DOCUMENT EXTRACT —
==============================

Marketers use those lists to serve ads to the companies themselves—need a new set of recessed bookcases, bookstore X? Thinking about upgrading your phone system, IT consultant Y?—but increasingly, they can also use those lists to track consumer behavior and deploy advertisements accordingly. If you, a cell-phone owner, pass a McDonald’s around lunchtime and happen to have an app for Wendy’s installed on your phone, perhaps the Wendy’s app will send you a push notification with a free small Frostee in the hopes of enticing you to go the extra block or two to their restaurant.
Anyone can buy cell phone location data. Similarly, anyone can buy lists of business addresses and NAICS codes. The companies that do this kind of extraordinarily specific advertising are quick to self-justify. They don’t enter your name in their database, heavens no, they send that coupon for free ice cream to every cell phone running the Wendy’s app when it gets sufficiently close to a McDonald’s. They have no idea who you are – and, for liability purposes, don’t want to find out. And if you’re going to get ads, well, wouldn’t you prefer a free ice cream coupon to skin cream ads with graphic pictures of psoriasis?
Of course, Wendy’s might actually hand out ice cream using a third-party digital advertiser. Maybe that advertiser is a data broker that has business information and cell phone data attached. That way, Wendy's can just give the ad agency permission to ping their app with free ice cream whenever appropriate, rather than having a data science laboratory next to the cages where they test out new sauces on lab animals. Joseph Cox at Vice noted in March that the Centers for Disease Control had purchased location data harvested from tens of millions of phones from Safegraph to see whether people had obeyed COVID-19 lockdown restrictions.
The NAICS code for abortion providers is 621410.
A month after his CDC story, Cox bought data from SafeGraph about visits to abortion providers. SafeGraph "anonymizes" its data by reporting the census block where a given phone stops moving overnight, rather than reporting names and addresses. Two hundred phones from 10010 might have visited an abortion clinic in the Bronx, for example; ninety from 11203.
"Sections of the SafeGraph dataset Motherboard purchased handle a very small number of devices per record, theoretically making deanonymization of those people easier," Cox wrote. "Some had just four or five devices visiting that location, with SafeGraph filtering the data by whether the person used an Android or an iOS device as well."
As abortion restrictions worsen—and trigger laws in states like Tennessee guarantee that it will worsen, and very quickly—those locations will become more and more distinctive, because people will visit abortion providers from out of state with increasing frequency. Texas already offers a $10,000 bounty to anyone willing to sue a woman who has an abortion, which is more than enough to cover the cost of this sort of data.
Far-right ideologues have experimented with this sort of social-media-enabled vigilantism already. In July a pair of Catholic lawyers who run a newsletter called The Pillar bought data they were able to deanonymize sufficiently to accuse Monsignor Jefferey Burrill of using Grindr and visiting gay bars. Burrill, a senior leader in the U.S. Conference of Catholic Bishops, resigned.

==============================

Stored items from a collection

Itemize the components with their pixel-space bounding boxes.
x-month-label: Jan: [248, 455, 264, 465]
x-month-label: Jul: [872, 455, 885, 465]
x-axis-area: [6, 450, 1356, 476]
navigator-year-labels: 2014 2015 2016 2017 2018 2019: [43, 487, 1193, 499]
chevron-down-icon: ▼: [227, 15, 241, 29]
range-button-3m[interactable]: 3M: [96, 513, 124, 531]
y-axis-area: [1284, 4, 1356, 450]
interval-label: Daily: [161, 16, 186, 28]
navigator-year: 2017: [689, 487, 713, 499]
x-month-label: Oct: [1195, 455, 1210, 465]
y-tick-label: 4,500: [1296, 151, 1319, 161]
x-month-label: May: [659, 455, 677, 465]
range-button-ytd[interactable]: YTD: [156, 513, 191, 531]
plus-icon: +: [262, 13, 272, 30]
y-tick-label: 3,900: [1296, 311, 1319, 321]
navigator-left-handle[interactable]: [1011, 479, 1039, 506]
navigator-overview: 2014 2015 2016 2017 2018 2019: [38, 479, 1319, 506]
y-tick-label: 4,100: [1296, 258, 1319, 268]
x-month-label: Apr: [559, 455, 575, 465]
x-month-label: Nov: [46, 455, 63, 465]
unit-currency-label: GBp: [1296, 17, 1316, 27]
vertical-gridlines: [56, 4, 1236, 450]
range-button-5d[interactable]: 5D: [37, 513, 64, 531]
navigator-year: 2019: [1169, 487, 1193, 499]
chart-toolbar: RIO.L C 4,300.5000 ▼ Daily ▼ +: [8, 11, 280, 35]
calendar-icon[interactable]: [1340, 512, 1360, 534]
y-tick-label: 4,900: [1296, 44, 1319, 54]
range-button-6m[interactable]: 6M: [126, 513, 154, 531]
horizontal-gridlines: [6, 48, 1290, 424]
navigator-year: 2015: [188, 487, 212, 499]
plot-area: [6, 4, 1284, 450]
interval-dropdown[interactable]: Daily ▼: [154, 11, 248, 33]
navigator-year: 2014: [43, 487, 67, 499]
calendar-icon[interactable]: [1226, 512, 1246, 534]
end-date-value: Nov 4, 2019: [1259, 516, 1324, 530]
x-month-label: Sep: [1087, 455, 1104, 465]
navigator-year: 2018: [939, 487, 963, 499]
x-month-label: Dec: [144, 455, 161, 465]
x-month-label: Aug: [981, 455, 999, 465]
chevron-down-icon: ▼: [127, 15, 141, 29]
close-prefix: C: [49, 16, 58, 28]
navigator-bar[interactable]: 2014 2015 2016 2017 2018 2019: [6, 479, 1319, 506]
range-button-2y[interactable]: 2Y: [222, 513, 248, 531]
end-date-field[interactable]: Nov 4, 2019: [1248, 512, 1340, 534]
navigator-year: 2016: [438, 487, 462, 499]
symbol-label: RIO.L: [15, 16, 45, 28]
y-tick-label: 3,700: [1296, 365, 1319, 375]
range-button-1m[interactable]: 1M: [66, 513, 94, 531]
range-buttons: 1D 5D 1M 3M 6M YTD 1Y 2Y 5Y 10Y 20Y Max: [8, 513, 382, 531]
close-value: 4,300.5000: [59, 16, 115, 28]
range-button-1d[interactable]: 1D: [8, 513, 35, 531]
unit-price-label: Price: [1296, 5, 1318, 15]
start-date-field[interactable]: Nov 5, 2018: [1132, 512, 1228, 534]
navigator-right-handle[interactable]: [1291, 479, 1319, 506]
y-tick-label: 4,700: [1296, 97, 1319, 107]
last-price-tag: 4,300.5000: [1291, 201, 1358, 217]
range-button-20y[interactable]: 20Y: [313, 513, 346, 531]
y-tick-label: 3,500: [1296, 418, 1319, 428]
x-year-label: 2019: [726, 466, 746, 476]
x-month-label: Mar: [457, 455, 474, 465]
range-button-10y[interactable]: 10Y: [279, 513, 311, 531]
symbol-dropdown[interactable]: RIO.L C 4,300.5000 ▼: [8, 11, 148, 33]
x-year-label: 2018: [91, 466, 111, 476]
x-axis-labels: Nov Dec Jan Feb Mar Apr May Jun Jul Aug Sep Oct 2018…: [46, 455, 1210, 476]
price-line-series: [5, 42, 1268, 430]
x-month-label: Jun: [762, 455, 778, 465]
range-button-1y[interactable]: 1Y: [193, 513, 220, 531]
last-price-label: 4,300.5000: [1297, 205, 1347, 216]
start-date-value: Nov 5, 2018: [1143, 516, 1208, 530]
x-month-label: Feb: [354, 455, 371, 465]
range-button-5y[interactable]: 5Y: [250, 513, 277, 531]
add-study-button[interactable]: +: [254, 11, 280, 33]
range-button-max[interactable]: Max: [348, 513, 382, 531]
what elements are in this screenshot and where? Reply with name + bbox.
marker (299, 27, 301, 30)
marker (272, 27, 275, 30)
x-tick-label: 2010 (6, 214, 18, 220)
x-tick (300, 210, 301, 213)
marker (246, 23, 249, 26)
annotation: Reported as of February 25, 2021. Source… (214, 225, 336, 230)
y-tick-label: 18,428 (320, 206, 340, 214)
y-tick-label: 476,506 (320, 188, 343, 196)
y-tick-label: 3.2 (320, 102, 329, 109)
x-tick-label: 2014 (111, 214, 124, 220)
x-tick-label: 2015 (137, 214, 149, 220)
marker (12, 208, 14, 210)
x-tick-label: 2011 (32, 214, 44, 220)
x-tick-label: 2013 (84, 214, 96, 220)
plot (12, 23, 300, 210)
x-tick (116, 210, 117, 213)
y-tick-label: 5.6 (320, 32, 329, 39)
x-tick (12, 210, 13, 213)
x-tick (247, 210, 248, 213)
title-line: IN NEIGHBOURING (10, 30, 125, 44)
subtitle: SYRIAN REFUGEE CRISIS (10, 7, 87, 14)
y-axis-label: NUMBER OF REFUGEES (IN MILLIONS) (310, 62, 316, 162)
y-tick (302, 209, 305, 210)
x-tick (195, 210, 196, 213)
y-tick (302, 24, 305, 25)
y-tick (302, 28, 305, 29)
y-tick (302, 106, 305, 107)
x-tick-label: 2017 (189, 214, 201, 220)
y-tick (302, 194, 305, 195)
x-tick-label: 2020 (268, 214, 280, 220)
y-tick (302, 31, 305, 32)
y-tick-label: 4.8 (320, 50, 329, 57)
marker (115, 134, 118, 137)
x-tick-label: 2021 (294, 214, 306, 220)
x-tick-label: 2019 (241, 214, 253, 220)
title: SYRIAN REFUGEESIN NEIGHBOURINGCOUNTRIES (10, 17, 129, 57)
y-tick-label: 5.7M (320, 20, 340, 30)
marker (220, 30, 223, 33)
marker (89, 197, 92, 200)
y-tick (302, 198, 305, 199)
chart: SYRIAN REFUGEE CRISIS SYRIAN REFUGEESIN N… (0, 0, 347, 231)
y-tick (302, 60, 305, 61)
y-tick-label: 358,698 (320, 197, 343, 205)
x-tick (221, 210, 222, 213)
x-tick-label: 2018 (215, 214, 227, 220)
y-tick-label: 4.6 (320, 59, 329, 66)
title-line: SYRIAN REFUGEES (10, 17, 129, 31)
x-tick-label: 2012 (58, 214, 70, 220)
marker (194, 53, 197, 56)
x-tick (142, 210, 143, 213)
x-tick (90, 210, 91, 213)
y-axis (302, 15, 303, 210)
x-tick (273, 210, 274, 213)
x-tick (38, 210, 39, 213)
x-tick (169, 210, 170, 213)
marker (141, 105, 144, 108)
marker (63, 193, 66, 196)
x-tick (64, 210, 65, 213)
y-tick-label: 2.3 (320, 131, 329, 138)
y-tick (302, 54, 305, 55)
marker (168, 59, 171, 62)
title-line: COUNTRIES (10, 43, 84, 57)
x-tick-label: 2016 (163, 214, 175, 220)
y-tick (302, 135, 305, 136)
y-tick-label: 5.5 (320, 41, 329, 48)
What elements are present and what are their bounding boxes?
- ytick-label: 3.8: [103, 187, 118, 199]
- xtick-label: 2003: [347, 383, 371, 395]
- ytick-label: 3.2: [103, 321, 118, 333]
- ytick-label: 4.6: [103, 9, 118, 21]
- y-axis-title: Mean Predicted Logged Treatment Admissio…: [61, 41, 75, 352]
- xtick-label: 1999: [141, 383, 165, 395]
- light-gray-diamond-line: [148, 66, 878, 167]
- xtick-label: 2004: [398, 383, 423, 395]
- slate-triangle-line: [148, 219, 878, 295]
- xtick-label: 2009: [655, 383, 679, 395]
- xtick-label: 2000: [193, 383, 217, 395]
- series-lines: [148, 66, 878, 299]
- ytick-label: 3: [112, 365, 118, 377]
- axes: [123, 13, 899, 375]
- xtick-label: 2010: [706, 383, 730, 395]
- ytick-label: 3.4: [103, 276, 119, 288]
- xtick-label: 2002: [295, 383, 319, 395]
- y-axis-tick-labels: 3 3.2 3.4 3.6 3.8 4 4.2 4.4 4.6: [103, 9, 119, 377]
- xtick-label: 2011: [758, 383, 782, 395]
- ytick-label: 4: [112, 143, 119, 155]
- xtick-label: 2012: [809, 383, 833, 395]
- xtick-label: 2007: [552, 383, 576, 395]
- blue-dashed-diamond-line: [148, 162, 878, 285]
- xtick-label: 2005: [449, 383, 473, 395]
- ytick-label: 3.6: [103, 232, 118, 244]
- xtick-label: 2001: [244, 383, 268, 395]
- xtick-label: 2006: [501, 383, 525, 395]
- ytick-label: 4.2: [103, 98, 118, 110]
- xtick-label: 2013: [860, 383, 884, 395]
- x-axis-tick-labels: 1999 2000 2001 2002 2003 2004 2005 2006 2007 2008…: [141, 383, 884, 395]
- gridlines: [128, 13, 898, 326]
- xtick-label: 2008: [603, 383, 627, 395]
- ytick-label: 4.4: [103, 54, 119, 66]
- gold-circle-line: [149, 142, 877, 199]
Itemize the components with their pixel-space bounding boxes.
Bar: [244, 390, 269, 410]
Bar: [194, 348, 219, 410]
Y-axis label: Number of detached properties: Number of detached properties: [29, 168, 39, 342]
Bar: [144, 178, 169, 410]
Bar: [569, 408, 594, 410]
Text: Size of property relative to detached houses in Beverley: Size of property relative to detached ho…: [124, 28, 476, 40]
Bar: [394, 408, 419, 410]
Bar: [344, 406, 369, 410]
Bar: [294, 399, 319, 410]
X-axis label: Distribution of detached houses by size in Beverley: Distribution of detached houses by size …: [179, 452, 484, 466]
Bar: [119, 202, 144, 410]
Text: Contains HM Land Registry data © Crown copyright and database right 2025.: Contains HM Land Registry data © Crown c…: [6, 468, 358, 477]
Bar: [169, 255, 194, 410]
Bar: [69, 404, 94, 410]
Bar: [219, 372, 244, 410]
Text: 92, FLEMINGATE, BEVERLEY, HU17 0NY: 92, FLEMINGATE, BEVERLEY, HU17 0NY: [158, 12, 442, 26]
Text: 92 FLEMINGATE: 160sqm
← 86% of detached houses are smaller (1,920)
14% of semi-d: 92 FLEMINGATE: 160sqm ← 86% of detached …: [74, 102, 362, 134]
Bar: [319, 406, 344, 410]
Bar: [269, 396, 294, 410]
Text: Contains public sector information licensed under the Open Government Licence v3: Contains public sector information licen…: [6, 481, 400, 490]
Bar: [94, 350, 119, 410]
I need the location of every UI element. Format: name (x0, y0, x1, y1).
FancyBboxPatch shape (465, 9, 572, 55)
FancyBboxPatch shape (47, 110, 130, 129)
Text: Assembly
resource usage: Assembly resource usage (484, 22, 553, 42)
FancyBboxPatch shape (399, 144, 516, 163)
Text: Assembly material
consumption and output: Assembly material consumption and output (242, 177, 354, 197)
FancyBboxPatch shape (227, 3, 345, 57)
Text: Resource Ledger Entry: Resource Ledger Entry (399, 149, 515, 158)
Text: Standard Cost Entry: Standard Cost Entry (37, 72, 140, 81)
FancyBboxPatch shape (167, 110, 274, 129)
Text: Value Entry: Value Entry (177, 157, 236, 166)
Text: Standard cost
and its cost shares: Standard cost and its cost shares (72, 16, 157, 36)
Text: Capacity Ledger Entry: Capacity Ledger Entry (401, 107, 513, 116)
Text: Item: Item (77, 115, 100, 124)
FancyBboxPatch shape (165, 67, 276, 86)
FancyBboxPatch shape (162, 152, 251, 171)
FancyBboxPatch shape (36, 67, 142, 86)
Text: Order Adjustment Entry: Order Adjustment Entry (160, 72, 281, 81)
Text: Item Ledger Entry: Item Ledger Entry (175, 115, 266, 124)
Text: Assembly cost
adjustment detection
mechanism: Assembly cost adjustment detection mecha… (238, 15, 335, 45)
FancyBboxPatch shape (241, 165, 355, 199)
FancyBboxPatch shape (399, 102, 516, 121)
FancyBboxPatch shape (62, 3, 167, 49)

==============================

INSTRUCTIONS —
a. Name every news outlet and newsletter mentioned in the location-data article.
b. Transcribe the stretch of the location-data article from "A month after" through "ninety from 11203.".
The records come from a separate source, not from the location-data article.

OUTPUTS BY TASK —
a.
Vice
Motherboard
The Pillar

b.
A month after his CDC story, Cox bought data from SafeGraph about visits to abortion providers. SafeGraph "anonymizes" its data by reporting the census block where a given phone stops moving overnight, rather than reporting names and addresses. Two hundred phones from 10010 might have visited an abortion clinic in the Bronx, for example; ninety from 11203.